Data tied to figure images:
_____

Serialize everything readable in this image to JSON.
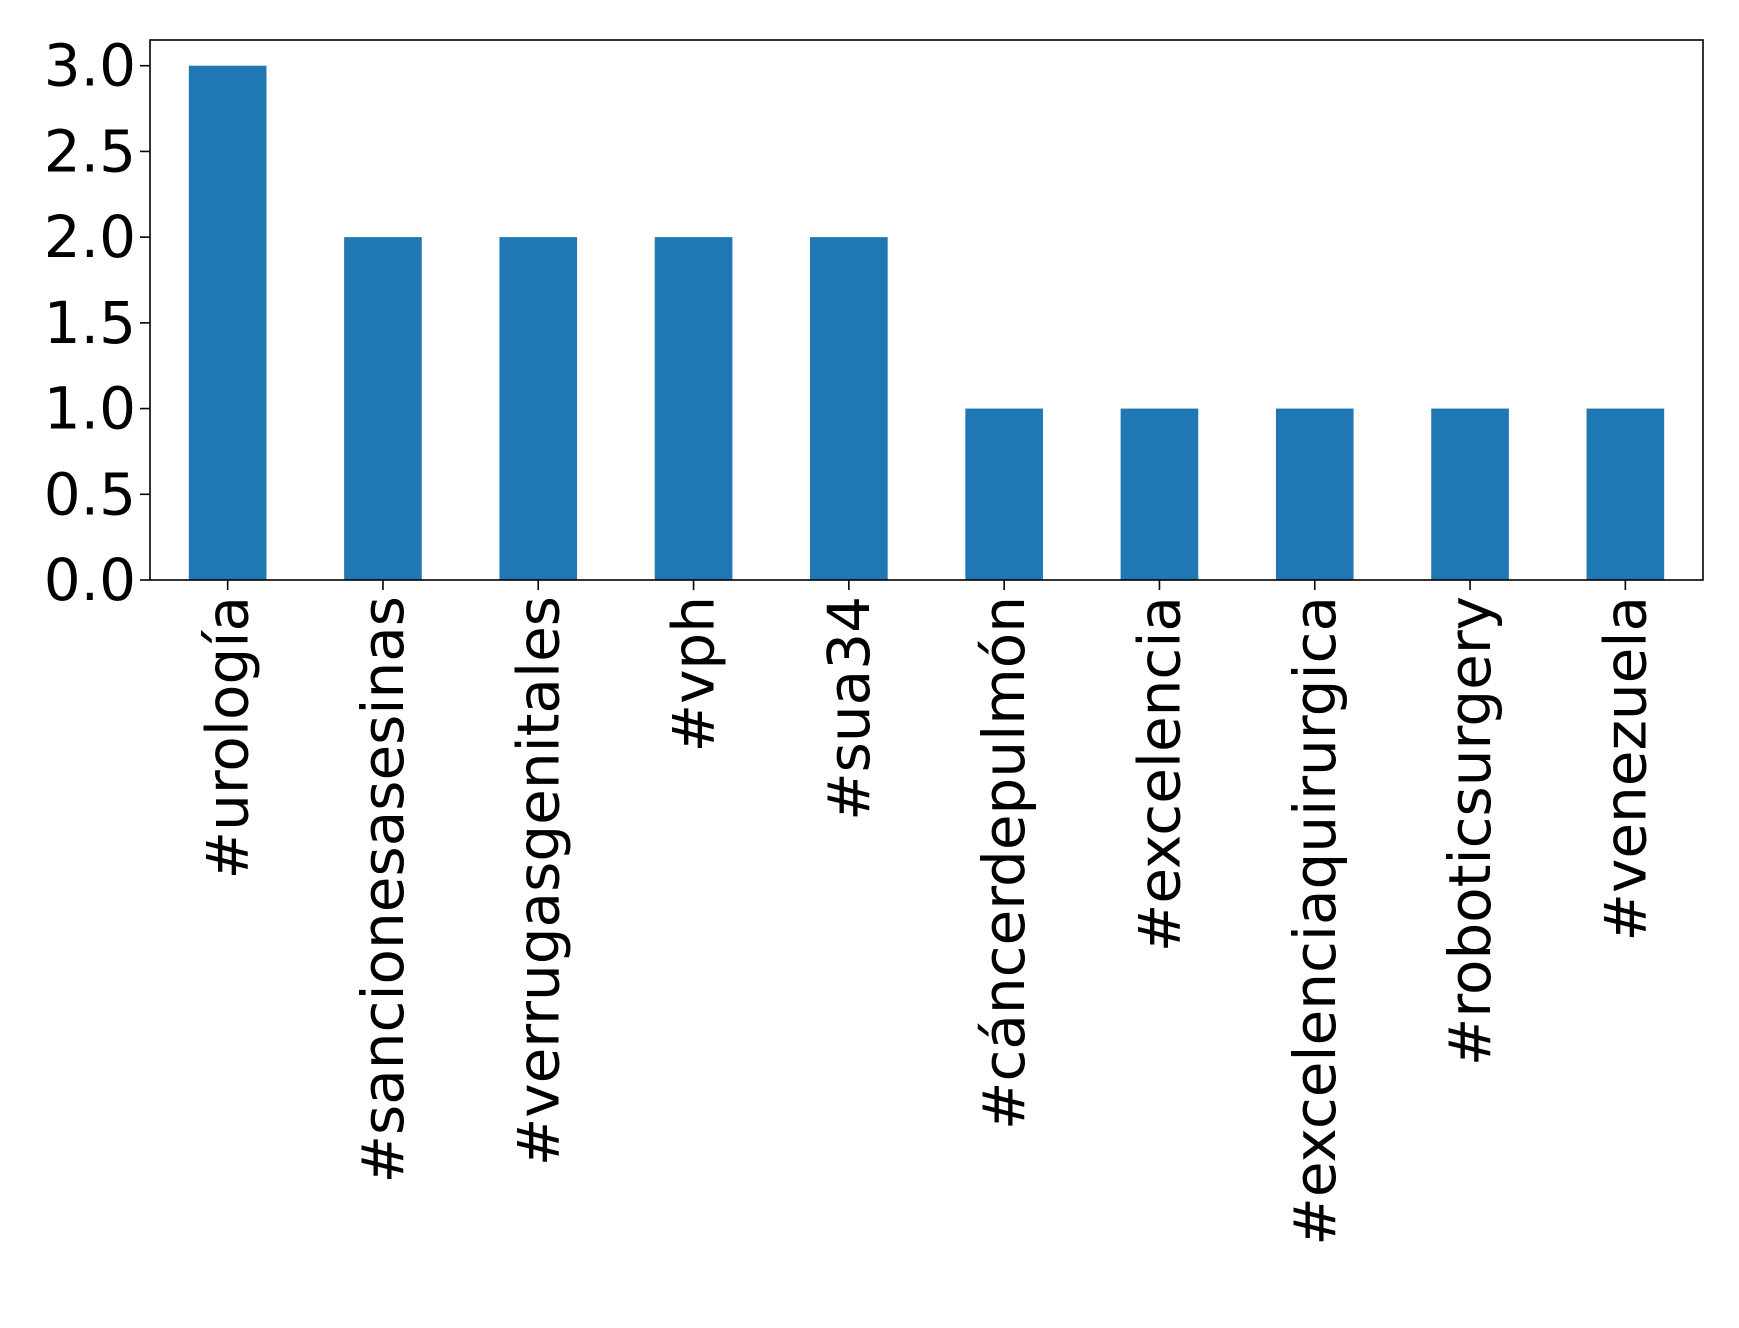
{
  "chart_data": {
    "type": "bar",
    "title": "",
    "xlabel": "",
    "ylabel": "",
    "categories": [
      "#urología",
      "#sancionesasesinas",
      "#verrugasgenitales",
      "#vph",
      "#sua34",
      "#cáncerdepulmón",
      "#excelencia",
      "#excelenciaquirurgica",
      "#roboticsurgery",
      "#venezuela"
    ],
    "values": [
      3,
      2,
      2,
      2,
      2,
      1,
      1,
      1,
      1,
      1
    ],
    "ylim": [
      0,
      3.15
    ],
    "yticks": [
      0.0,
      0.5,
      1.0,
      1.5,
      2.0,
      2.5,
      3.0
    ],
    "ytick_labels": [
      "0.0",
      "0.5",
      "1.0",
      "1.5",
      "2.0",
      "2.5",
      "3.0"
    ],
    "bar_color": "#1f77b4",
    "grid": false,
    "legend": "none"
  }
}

_____

Set the entries down again exactly. Do not include the images.

§ **The reply**
Serialize everything readable in this image to JSON.
{
  "chart_data": {
    "type": "bar",
    "title": "",
    "xlabel": "",
    "ylabel": "",
    "categories": [
      "#urología",
      "#sancionesasesinas",
      "#verrugasgenitales",
      "#vph",
      "#sua34",
      "#cáncerdepulmón",
      "#excelencia",
      "#excelenciaquirurgica",
      "#roboticsurgery",
      "#venezuela"
    ],
    "values": [
      3,
      2,
      2,
      2,
      2,
      1,
      1,
      1,
      1,
      1
    ],
    "ylim": [
      0,
      3.15
    ],
    "yticks": [
      0.0,
      0.5,
      1.0,
      1.5,
      2.0,
      2.5,
      3.0
    ],
    "ytick_labels": [
      "0.0",
      "0.5",
      "1.0",
      "1.5",
      "2.0",
      "2.5",
      "3.0"
    ],
    "bar_color": "#1f77b4",
    "grid": false,
    "legend": "none"
  }
}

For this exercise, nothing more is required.